§ **Exercise details**
List all lines of the data that include the string "graph".

§ **Exercise data**
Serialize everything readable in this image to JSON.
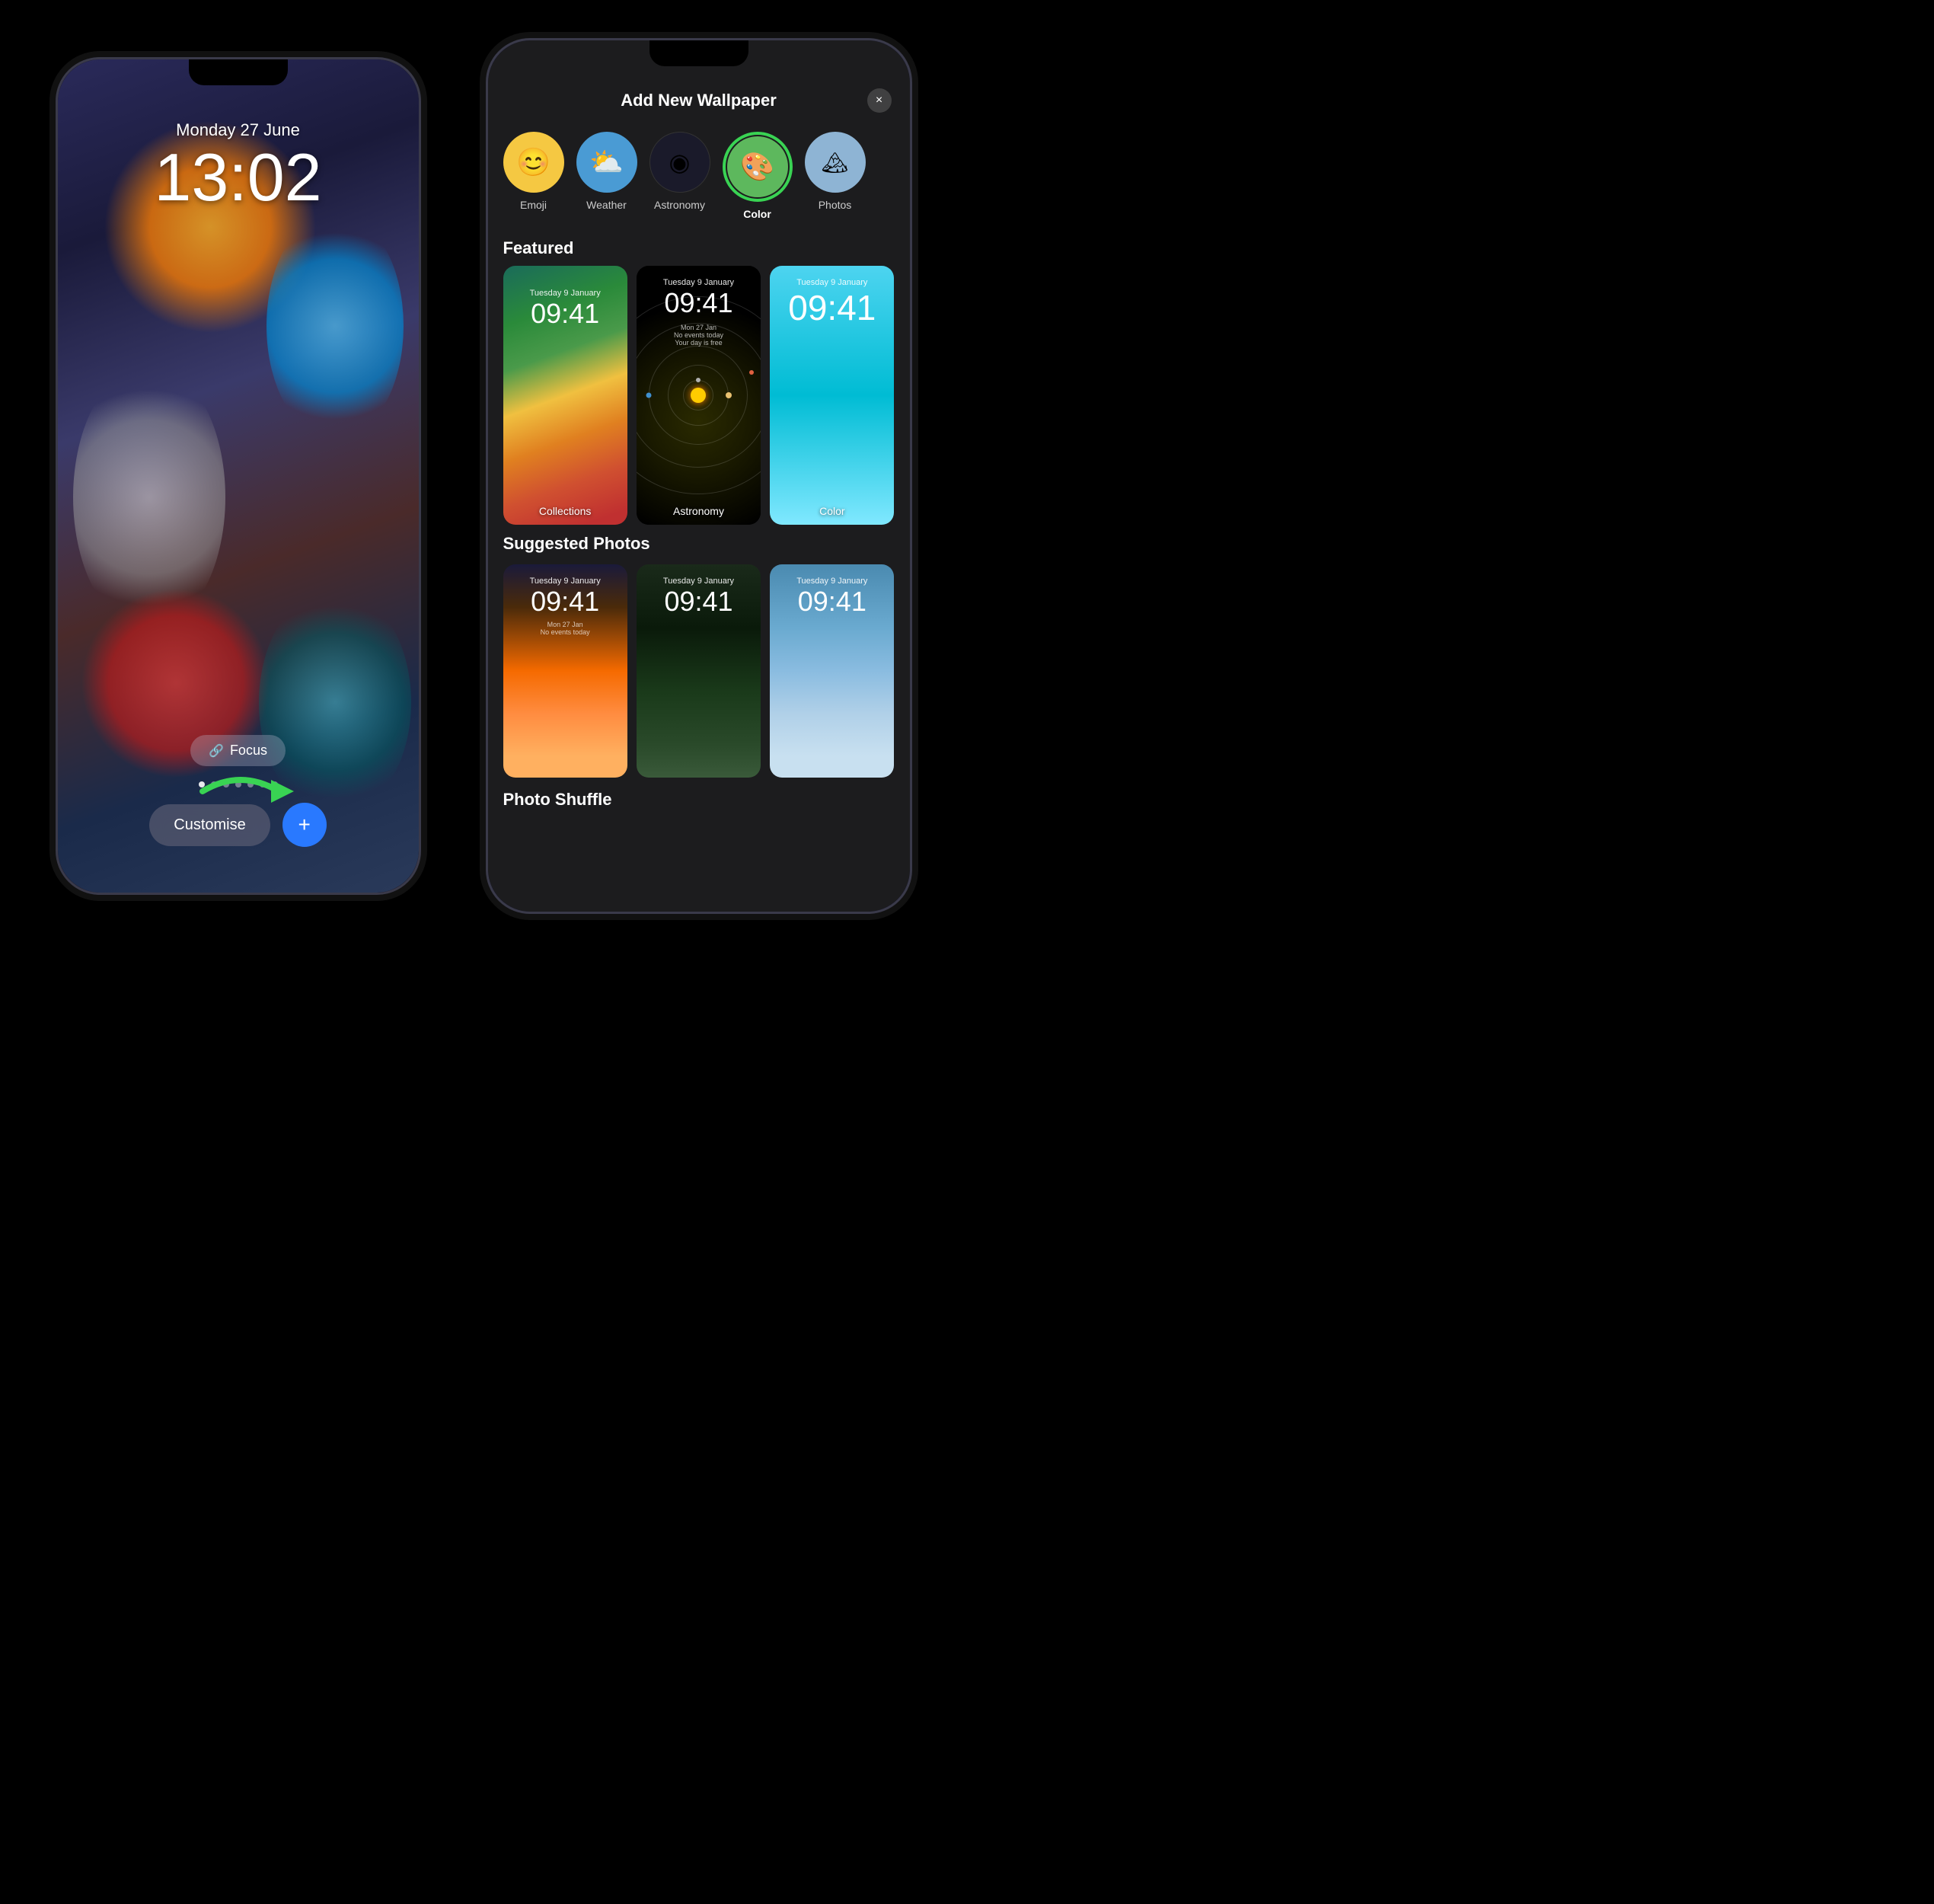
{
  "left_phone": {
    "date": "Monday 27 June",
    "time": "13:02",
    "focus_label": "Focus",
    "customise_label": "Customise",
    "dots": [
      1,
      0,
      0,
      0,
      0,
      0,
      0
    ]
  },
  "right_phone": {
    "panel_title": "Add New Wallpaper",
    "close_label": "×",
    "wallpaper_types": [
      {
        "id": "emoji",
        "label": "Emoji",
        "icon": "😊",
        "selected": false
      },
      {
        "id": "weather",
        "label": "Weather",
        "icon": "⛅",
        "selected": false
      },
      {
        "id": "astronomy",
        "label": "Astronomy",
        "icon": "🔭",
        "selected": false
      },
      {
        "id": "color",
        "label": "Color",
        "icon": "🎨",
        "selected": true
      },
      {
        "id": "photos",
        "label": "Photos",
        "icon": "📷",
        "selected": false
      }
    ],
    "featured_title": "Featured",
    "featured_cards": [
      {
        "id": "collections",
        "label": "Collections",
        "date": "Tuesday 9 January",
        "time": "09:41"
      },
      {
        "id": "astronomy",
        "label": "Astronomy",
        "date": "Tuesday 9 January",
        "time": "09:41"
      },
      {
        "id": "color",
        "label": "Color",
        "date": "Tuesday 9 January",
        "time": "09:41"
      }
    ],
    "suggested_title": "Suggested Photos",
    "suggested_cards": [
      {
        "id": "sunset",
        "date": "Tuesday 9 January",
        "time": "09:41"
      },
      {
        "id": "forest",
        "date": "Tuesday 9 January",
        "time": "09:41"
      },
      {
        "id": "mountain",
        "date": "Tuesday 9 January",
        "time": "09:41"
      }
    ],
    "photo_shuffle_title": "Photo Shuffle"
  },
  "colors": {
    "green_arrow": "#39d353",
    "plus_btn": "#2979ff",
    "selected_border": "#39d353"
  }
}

---

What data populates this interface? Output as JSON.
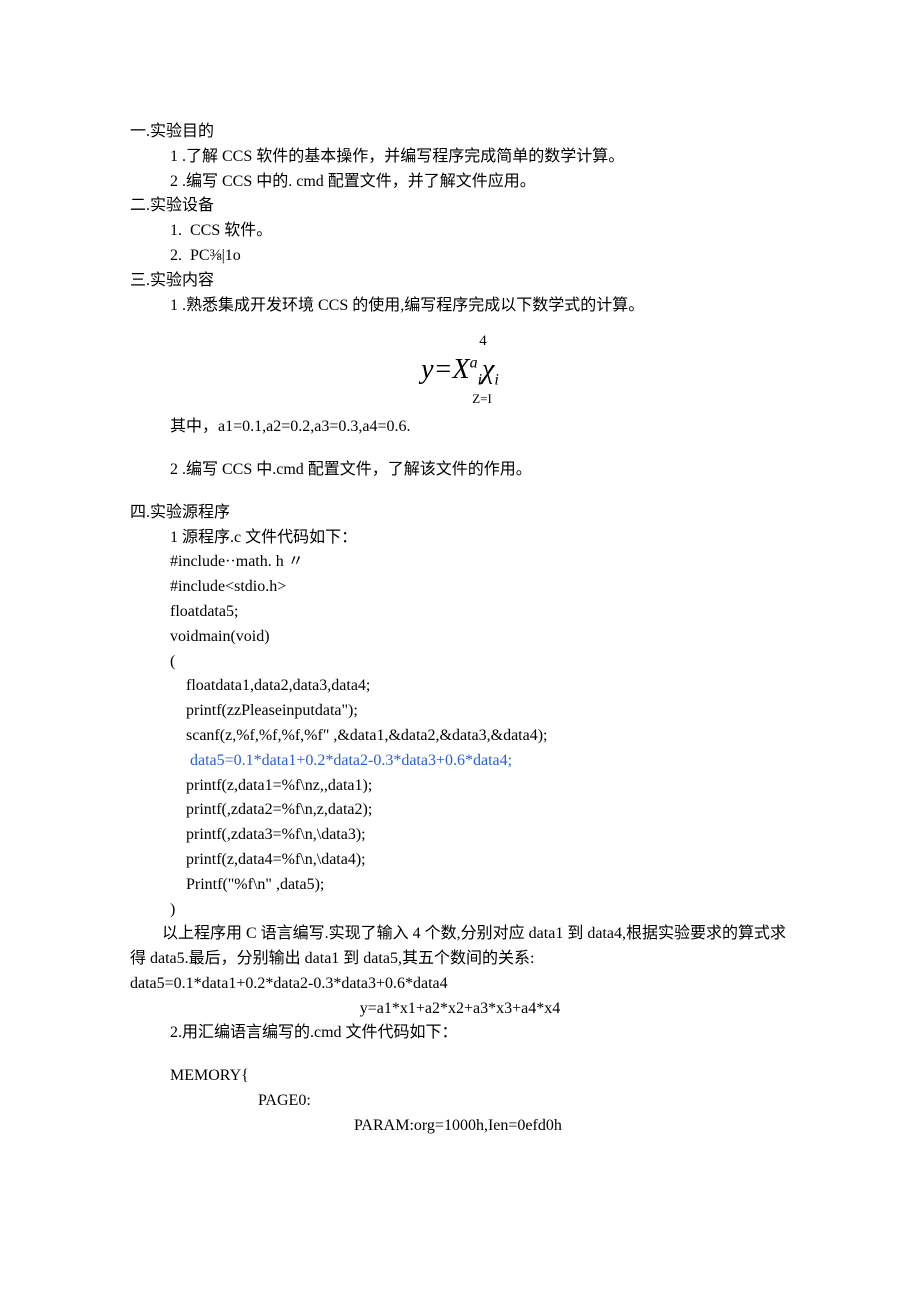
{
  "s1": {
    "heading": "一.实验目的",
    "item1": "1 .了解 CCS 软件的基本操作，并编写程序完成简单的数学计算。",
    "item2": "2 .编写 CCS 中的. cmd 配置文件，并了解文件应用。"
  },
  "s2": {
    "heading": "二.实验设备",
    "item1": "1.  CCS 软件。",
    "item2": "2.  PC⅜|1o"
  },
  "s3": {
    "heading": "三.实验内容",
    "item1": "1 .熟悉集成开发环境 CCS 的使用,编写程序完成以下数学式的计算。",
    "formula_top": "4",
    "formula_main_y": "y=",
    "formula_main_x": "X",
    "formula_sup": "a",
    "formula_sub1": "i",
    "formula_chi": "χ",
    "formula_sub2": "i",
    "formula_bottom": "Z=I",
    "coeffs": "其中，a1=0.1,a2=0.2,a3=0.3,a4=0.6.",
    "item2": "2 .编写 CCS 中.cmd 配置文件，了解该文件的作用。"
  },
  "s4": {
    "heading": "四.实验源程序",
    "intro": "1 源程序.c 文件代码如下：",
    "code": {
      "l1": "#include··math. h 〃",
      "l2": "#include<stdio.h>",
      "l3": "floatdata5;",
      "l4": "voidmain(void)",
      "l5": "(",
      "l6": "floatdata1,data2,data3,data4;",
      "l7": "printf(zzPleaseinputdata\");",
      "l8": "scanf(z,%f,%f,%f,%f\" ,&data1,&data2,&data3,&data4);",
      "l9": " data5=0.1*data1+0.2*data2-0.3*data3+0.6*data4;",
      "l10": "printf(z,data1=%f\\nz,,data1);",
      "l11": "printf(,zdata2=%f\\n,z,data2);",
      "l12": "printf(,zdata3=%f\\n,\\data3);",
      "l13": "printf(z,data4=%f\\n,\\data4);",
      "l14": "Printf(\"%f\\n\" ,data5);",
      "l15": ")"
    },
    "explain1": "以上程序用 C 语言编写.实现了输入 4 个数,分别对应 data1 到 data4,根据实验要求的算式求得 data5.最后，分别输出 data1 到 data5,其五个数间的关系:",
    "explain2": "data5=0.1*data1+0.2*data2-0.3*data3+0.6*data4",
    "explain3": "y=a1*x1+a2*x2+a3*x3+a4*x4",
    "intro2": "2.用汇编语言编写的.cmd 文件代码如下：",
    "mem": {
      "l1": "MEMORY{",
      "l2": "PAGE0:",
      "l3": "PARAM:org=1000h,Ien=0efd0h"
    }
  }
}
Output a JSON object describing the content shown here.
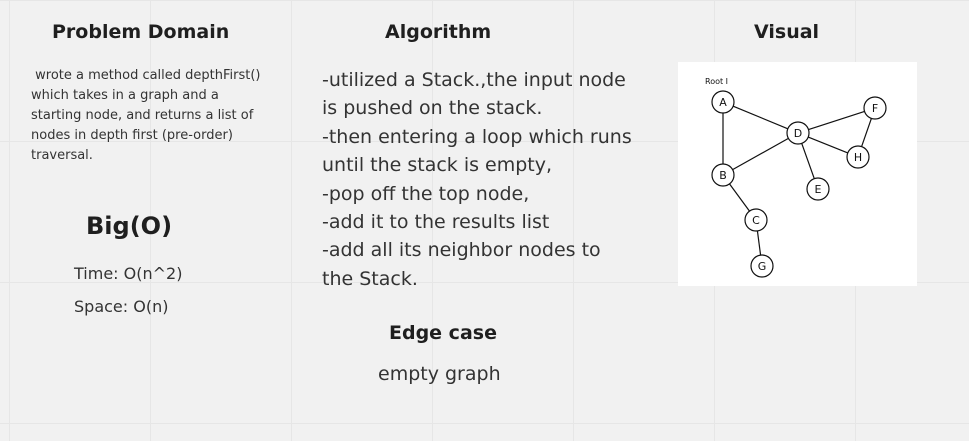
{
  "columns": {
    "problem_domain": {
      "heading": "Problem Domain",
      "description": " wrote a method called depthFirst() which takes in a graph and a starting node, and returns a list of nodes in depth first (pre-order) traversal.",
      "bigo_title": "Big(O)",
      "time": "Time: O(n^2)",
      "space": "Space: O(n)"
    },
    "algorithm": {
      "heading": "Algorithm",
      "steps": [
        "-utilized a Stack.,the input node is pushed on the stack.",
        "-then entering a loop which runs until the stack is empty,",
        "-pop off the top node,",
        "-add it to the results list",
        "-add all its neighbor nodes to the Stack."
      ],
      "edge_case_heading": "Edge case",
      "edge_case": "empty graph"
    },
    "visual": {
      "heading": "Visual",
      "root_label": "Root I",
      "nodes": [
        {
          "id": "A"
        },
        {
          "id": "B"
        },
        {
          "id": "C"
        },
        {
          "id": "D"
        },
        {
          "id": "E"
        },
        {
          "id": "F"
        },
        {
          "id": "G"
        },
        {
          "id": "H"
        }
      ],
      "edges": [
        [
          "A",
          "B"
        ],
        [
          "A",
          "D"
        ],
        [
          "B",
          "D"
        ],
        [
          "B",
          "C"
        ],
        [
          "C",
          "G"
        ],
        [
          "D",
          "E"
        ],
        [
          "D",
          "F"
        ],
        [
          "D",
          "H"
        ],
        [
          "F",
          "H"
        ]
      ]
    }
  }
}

§ **The solution**
      "description": " wrote a method called depthFirst() which takes in a graph and a starting node, and returns a list of nodes in depth first (pre-order) traversal.",
      "edge_case": "empty graph"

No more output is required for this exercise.